# Problem to solve
In full and without alteration, give the listing again.

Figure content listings

-------------------------

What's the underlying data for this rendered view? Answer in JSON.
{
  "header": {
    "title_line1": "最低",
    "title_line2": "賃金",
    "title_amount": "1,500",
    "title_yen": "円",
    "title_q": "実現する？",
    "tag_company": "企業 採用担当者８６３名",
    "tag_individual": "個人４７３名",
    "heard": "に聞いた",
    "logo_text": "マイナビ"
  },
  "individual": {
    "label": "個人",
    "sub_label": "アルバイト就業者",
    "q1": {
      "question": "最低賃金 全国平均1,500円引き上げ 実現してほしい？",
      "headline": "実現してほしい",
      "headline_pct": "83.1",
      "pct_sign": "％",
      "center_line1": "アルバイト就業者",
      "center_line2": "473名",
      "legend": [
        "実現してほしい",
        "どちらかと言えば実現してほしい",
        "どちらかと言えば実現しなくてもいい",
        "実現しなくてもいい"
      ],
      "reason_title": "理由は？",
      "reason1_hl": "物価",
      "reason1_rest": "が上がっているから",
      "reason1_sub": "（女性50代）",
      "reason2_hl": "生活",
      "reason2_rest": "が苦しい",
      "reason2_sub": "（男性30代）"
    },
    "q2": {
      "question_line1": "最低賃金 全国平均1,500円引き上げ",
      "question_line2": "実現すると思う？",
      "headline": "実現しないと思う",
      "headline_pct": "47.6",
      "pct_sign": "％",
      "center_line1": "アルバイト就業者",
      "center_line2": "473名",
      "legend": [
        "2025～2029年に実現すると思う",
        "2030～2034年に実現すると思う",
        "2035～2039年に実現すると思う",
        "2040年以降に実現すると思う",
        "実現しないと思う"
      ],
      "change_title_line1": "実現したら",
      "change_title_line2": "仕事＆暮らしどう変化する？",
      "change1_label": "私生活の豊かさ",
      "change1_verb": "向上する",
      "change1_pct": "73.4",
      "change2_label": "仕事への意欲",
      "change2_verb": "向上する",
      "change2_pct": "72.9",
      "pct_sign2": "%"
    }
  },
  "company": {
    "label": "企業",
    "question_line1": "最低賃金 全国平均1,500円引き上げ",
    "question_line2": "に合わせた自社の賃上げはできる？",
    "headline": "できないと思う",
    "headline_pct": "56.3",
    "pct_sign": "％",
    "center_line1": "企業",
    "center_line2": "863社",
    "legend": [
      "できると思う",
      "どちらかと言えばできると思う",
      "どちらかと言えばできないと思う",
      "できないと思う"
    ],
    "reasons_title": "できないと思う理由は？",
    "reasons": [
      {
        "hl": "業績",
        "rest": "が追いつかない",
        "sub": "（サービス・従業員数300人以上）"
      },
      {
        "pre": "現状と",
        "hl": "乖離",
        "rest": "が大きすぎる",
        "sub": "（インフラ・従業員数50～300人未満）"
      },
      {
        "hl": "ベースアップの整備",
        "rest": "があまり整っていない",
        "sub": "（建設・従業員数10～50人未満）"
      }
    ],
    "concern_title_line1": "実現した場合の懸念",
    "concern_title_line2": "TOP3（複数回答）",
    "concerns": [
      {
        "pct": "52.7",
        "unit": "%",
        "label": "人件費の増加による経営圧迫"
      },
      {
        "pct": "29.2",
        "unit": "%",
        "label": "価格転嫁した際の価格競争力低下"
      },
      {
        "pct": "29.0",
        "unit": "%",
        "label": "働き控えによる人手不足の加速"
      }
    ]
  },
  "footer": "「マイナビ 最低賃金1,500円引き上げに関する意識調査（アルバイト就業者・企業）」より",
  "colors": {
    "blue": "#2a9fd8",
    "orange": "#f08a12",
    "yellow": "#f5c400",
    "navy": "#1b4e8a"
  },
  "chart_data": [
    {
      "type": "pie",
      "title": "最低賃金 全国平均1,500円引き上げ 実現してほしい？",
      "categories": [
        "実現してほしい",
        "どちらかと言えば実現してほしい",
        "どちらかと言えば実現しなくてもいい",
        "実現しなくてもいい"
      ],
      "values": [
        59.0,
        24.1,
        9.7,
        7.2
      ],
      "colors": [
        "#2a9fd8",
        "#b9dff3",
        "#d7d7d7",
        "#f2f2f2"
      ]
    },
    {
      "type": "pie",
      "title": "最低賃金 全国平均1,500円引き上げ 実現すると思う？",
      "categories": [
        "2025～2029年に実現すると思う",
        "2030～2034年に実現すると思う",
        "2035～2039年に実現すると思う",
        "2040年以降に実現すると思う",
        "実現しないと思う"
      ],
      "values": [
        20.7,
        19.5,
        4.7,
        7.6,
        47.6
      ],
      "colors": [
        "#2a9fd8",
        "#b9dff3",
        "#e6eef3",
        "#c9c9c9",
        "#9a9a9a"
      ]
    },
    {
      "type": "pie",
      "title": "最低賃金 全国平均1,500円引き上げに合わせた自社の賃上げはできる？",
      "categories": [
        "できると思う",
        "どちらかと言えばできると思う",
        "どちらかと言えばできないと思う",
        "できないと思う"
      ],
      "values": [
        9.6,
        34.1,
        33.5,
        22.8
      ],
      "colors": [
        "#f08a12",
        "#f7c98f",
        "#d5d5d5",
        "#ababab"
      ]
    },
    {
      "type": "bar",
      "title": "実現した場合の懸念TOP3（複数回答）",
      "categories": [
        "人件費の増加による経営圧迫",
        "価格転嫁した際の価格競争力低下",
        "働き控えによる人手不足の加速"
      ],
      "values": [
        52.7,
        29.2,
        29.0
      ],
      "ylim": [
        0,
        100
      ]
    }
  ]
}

-------------------------

# Answer to the problem
What's the underlying data for this rendered view? Answer in JSON.
{
  "header": {
    "title_line1": "最低",
    "title_line2": "賃金",
    "title_amount": "1,500",
    "title_yen": "円",
    "title_q": "実現する？",
    "tag_company": "企業 採用担当者８６３名",
    "tag_individual": "個人４７３名",
    "heard": "に聞いた",
    "logo_text": "マイナビ"
  },
  "individual": {
    "label": "個人",
    "sub_label": "アルバイト就業者",
    "q1": {
      "question": "最低賃金 全国平均1,500円引き上げ 実現してほしい？",
      "headline": "実現してほしい",
      "headline_pct": "83.1",
      "pct_sign": "％",
      "center_line1": "アルバイト就業者",
      "center_line2": "473名",
      "legend": [
        "実現してほしい",
        "どちらかと言えば実現してほしい",
        "どちらかと言えば実現しなくてもいい",
        "実現しなくてもいい"
      ],
      "reason_title": "理由は？",
      "reason1_hl": "物価",
      "reason1_rest": "が上がっているから",
      "reason1_sub": "（女性50代）",
      "reason2_hl": "生活",
      "reason2_rest": "が苦しい",
      "reason2_sub": "（男性30代）"
    },
    "q2": {
      "question_line1": "最低賃金 全国平均1,500円引き上げ",
      "question_line2": "実現すると思う？",
      "headline": "実現しないと思う",
      "headline_pct": "47.6",
      "pct_sign": "％",
      "center_line1": "アルバイト就業者",
      "center_line2": "473名",
      "legend": [
        "2025～2029年に実現すると思う",
        "2030～2034年に実現すると思う",
        "2035～2039年に実現すると思う",
        "2040年以降に実現すると思う",
        "実現しないと思う"
      ],
      "change_title_line1": "実現したら",
      "change_title_line2": "仕事＆暮らしどう変化する？",
      "change1_label": "私生活の豊かさ",
      "change1_verb": "向上する",
      "change1_pct": "73.4",
      "change2_label": "仕事への意欲",
      "change2_verb": "向上する",
      "change2_pct": "72.9",
      "pct_sign2": "%"
    }
  },
  "company": {
    "label": "企業",
    "question_line1": "最低賃金 全国平均1,500円引き上げ",
    "question_line2": "に合わせた自社の賃上げはできる？",
    "headline": "できないと思う",
    "headline_pct": "56.3",
    "pct_sign": "％",
    "center_line1": "企業",
    "center_line2": "863社",
    "legend": [
      "できると思う",
      "どちらかと言えばできると思う",
      "どちらかと言えばできないと思う",
      "できないと思う"
    ],
    "reasons_title": "できないと思う理由は？",
    "reasons": [
      {
        "hl": "業績",
        "rest": "が追いつかない",
        "sub": "（サービス・従業員数300人以上）"
      },
      {
        "pre": "現状と",
        "hl": "乖離",
        "rest": "が大きすぎる",
        "sub": "（インフラ・従業員数50～300人未満）"
      },
      {
        "hl": "ベースアップの整備",
        "rest": "があまり整っていない",
        "sub": "（建設・従業員数10～50人未満）"
      }
    ],
    "concern_title_line1": "実現した場合の懸念",
    "concern_title_line2": "TOP3（複数回答）",
    "concerns": [
      {
        "pct": "52.7",
        "unit": "%",
        "label": "人件費の増加による経営圧迫"
      },
      {
        "pct": "29.2",
        "unit": "%",
        "label": "価格転嫁した際の価格競争力低下"
      },
      {
        "pct": "29.0",
        "unit": "%",
        "label": "働き控えによる人手不足の加速"
      }
    ]
  },
  "footer": "「マイナビ 最低賃金1,500円引き上げに関する意識調査（アルバイト就業者・企業）」より",
  "colors": {
    "blue": "#2a9fd8",
    "orange": "#f08a12",
    "yellow": "#f5c400",
    "navy": "#1b4e8a"
  },
  "chart_data": [
    {
      "type": "pie",
      "title": "最低賃金 全国平均1,500円引き上げ 実現してほしい？",
      "categories": [
        "実現してほしい",
        "どちらかと言えば実現してほしい",
        "どちらかと言えば実現しなくてもいい",
        "実現しなくてもいい"
      ],
      "values": [
        59.0,
        24.1,
        9.7,
        7.2
      ],
      "colors": [
        "#2a9fd8",
        "#b9dff3",
        "#d7d7d7",
        "#f2f2f2"
      ]
    },
    {
      "type": "pie",
      "title": "最低賃金 全国平均1,500円引き上げ 実現すると思う？",
      "categories": [
        "2025～2029年に実現すると思う",
        "2030～2034年に実現すると思う",
        "2035～2039年に実現すると思う",
        "2040年以降に実現すると思う",
        "実現しないと思う"
      ],
      "values": [
        20.7,
        19.5,
        4.7,
        7.6,
        47.6
      ],
      "colors": [
        "#2a9fd8",
        "#b9dff3",
        "#e6eef3",
        "#c9c9c9",
        "#9a9a9a"
      ]
    },
    {
      "type": "pie",
      "title": "最低賃金 全国平均1,500円引き上げに合わせた自社の賃上げはできる？",
      "categories": [
        "できると思う",
        "どちらかと言えばできると思う",
        "どちらかと言えばできないと思う",
        "できないと思う"
      ],
      "values": [
        9.6,
        34.1,
        33.5,
        22.8
      ],
      "colors": [
        "#f08a12",
        "#f7c98f",
        "#d5d5d5",
        "#ababab"
      ]
    },
    {
      "type": "bar",
      "title": "実現した場合の懸念TOP3（複数回答）",
      "categories": [
        "人件費の増加による経営圧迫",
        "価格転嫁した際の価格競争力低下",
        "働き控えによる人手不足の加速"
      ],
      "values": [
        52.7,
        29.2,
        29.0
      ],
      "ylim": [
        0,
        100
      ]
    }
  ]
}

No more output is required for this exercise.